STATED EXERCISE »
Pick out each line with the word "United" from the material that follows.

RECORDS FOR THE EXERCISE »
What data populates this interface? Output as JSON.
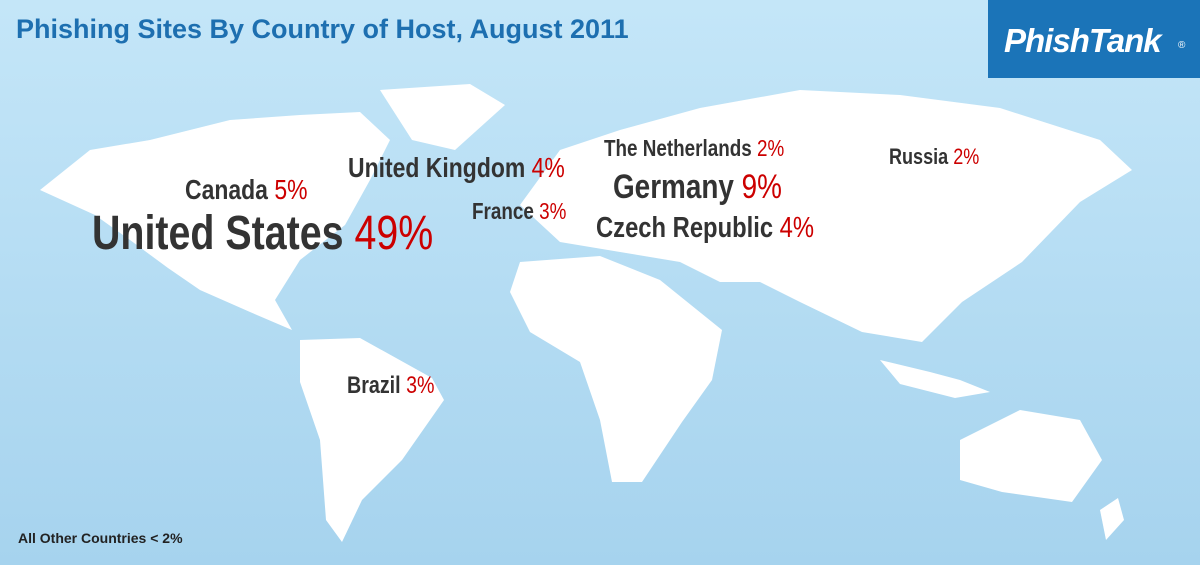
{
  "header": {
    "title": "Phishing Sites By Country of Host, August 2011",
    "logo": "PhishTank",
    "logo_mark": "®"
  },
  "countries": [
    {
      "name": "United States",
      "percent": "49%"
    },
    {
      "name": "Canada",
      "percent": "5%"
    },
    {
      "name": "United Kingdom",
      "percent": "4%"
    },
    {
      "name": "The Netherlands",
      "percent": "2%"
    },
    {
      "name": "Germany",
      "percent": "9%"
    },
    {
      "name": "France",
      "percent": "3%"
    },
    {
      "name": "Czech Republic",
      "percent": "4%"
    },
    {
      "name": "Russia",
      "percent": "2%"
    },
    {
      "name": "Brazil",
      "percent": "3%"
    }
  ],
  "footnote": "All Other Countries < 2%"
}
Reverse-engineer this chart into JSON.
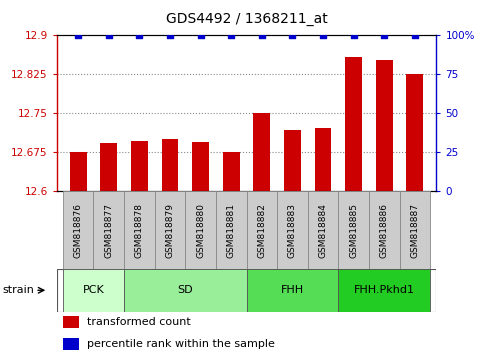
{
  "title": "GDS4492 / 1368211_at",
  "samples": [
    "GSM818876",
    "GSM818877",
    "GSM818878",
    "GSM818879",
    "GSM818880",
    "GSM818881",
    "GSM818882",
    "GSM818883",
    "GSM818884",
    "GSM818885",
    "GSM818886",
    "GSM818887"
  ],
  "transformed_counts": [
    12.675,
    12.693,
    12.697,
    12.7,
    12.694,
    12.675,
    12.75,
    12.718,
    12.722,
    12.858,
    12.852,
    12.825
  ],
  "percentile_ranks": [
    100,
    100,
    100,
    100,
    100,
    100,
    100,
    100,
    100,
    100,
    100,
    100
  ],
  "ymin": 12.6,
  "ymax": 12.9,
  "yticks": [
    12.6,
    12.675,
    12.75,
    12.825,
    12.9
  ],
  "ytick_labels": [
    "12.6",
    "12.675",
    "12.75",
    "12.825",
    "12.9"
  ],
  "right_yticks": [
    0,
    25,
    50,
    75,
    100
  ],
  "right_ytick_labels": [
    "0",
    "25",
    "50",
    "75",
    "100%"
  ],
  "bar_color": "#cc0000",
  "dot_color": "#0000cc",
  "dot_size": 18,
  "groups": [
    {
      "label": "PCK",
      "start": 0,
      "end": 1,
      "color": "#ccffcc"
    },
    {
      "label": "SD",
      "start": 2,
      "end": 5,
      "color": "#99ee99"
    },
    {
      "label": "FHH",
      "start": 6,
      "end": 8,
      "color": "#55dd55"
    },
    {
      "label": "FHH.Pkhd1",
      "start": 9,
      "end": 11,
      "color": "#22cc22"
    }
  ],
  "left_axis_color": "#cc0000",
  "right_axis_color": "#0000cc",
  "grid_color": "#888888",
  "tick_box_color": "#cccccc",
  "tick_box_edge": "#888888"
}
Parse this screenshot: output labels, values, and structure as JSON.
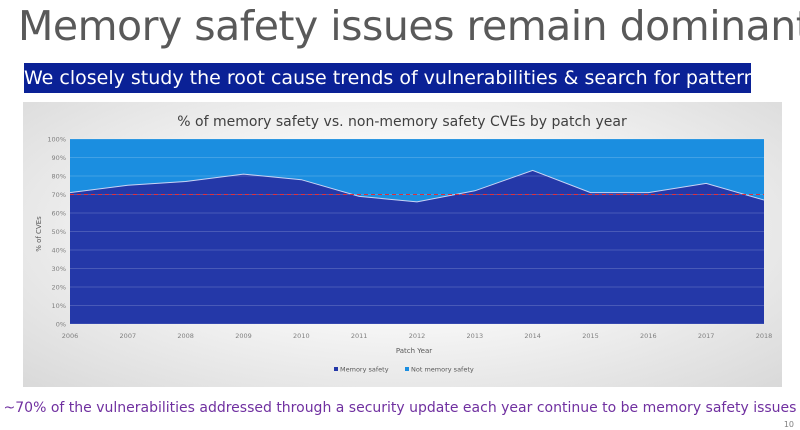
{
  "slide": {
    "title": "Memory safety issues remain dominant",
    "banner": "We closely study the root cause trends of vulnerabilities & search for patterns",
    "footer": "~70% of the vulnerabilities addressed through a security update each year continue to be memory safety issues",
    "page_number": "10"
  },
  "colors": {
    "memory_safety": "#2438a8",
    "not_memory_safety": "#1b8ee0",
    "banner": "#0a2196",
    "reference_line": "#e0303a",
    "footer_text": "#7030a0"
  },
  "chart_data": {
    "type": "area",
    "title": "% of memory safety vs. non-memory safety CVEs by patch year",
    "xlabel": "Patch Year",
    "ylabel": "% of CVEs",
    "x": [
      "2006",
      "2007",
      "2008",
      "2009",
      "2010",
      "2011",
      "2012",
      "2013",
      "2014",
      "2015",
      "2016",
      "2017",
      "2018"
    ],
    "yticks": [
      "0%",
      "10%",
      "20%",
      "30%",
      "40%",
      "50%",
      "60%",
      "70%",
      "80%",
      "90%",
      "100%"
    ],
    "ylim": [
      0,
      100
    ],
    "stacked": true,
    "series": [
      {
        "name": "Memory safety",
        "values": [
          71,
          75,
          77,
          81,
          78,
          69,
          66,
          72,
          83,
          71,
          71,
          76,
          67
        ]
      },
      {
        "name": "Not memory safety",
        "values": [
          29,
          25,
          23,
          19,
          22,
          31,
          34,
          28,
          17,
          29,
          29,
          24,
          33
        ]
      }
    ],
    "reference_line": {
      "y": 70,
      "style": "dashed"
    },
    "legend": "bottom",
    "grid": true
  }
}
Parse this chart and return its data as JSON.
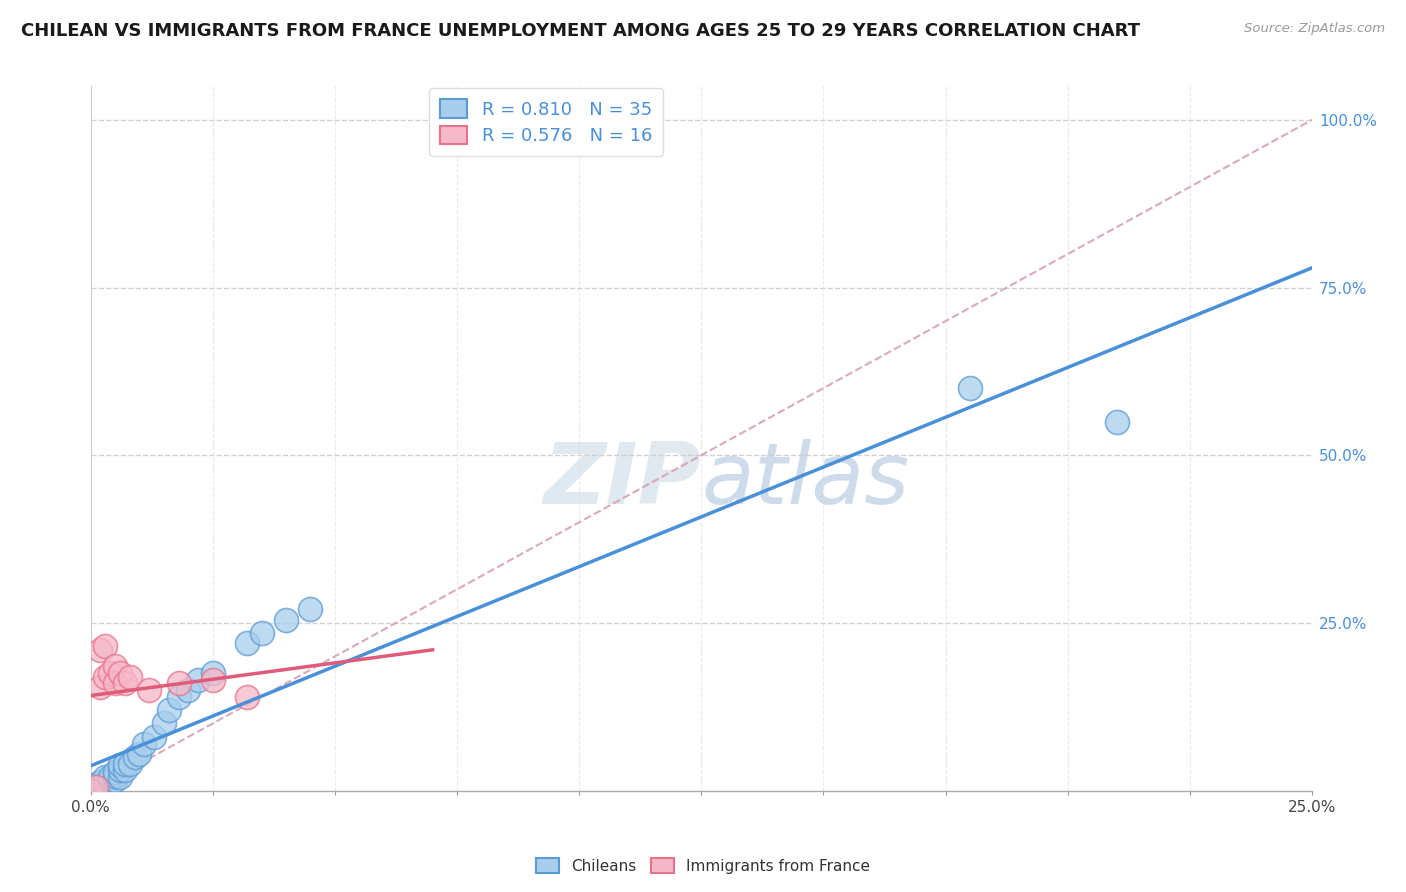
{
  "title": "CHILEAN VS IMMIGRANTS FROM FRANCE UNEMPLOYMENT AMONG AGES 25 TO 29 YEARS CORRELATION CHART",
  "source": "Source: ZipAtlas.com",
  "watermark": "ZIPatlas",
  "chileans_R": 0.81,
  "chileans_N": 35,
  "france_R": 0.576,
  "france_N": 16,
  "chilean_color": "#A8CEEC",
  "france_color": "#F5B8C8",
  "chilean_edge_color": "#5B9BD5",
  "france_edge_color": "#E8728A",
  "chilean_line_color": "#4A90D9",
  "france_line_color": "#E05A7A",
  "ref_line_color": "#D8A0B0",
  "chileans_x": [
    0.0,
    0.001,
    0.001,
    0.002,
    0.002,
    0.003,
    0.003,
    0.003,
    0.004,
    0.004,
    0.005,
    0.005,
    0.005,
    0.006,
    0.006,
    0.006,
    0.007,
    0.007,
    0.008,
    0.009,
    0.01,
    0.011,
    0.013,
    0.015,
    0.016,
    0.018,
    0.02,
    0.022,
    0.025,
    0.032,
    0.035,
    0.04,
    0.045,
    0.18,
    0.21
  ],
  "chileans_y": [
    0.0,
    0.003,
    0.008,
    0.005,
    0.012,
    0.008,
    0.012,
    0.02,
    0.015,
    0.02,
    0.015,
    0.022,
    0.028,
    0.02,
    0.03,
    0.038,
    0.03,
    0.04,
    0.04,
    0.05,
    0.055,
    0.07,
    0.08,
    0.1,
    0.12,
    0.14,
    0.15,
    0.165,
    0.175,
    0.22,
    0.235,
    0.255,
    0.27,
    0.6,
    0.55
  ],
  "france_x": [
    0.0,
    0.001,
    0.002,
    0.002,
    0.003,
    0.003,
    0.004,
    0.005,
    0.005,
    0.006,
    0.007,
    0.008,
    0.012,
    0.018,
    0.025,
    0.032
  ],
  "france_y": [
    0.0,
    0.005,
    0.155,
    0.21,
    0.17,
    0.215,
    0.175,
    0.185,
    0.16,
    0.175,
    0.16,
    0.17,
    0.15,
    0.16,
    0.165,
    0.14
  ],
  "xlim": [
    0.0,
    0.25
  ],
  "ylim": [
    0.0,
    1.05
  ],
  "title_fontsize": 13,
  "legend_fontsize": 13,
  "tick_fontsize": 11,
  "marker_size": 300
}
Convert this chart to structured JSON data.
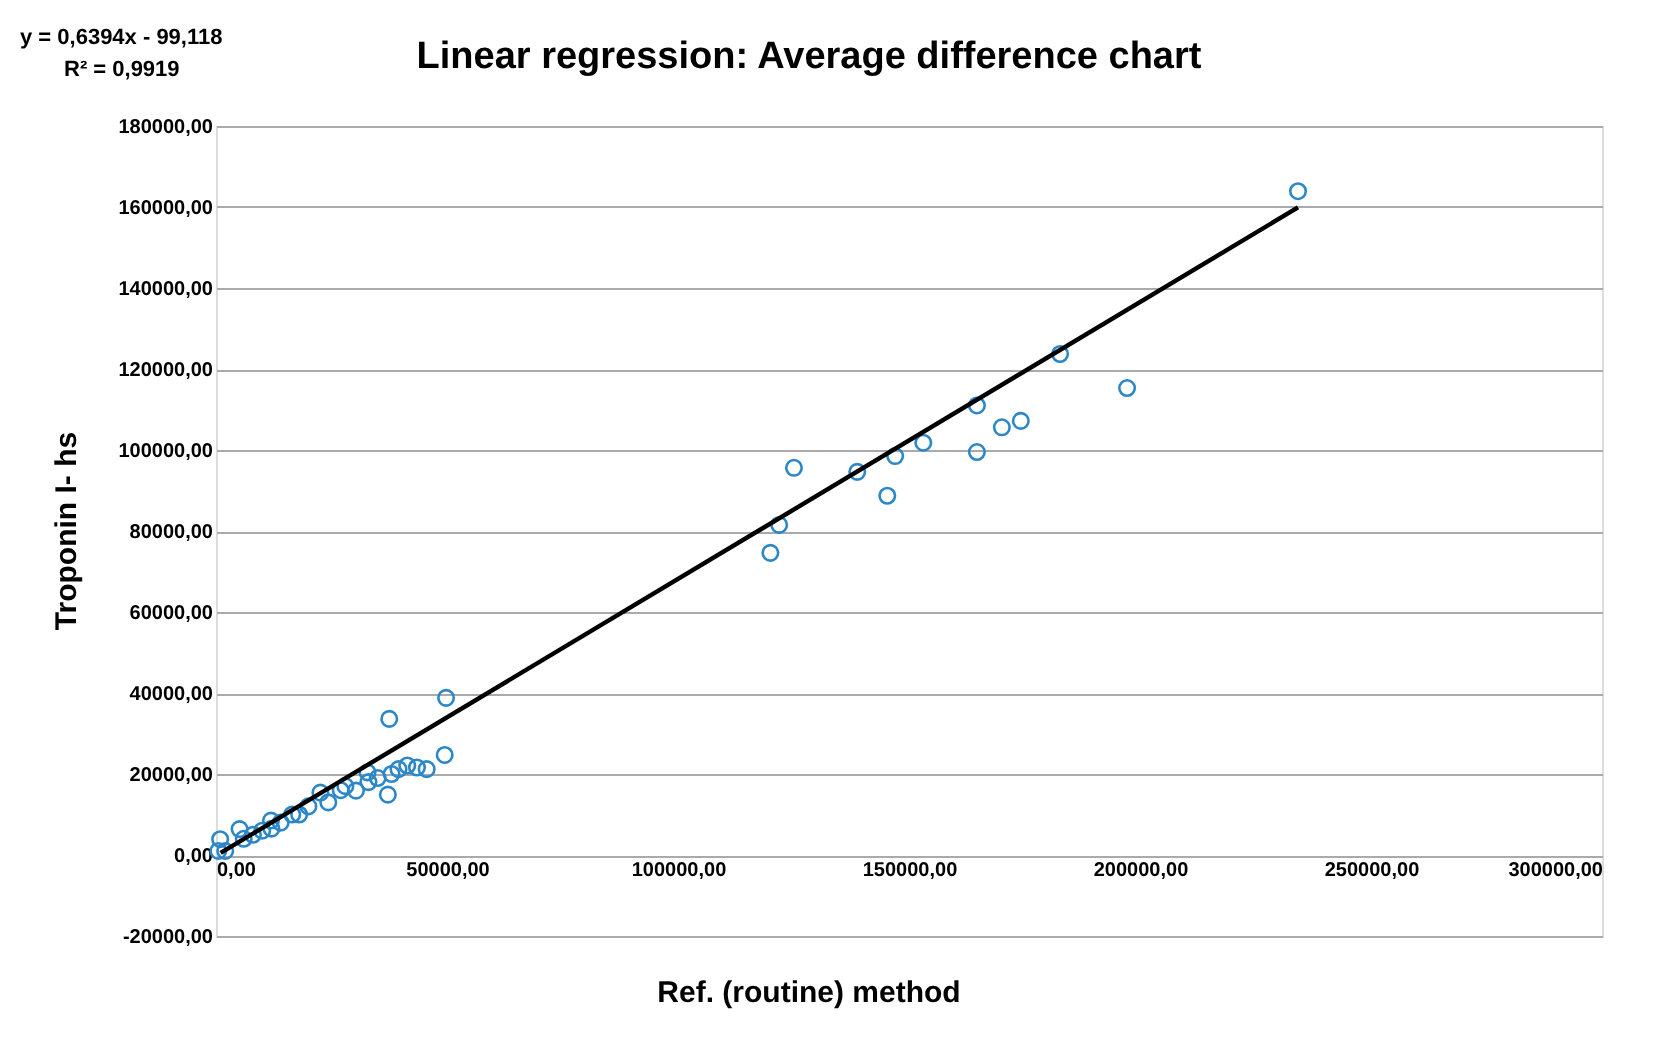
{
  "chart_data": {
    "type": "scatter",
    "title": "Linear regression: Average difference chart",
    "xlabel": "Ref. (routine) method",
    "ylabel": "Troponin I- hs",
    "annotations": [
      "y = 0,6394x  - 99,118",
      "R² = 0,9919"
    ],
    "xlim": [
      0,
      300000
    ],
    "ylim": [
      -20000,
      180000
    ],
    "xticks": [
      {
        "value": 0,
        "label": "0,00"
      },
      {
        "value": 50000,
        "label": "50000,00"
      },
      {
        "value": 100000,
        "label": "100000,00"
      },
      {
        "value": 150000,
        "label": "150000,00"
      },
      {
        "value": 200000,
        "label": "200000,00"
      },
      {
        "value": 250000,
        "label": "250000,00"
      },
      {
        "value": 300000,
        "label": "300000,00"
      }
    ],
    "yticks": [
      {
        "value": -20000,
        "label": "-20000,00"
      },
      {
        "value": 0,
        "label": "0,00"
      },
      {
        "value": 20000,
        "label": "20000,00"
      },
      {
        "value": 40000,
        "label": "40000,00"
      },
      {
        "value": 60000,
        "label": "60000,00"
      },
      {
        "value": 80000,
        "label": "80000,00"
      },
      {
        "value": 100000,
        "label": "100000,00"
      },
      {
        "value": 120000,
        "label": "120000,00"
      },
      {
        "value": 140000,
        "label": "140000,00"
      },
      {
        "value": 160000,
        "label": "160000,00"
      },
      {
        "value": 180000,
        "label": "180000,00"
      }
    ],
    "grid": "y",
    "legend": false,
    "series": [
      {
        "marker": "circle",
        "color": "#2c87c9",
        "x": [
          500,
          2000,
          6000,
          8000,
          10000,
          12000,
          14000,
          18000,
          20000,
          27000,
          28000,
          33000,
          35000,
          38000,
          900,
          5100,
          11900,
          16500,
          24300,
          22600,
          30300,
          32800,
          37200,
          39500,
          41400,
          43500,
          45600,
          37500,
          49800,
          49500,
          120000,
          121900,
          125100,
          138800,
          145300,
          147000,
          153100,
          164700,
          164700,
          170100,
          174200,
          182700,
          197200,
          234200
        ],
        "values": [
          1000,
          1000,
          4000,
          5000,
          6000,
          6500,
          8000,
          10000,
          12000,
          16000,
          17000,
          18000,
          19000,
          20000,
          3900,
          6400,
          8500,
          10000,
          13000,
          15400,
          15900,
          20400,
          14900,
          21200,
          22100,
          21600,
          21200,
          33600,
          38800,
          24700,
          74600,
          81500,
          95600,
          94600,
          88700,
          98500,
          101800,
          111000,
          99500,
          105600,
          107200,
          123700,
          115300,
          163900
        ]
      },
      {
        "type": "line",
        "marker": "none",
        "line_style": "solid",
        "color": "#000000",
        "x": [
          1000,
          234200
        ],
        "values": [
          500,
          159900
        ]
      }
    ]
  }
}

CORRECT ANSWER »
      "name": "United States",
      "name": "United Kingdom",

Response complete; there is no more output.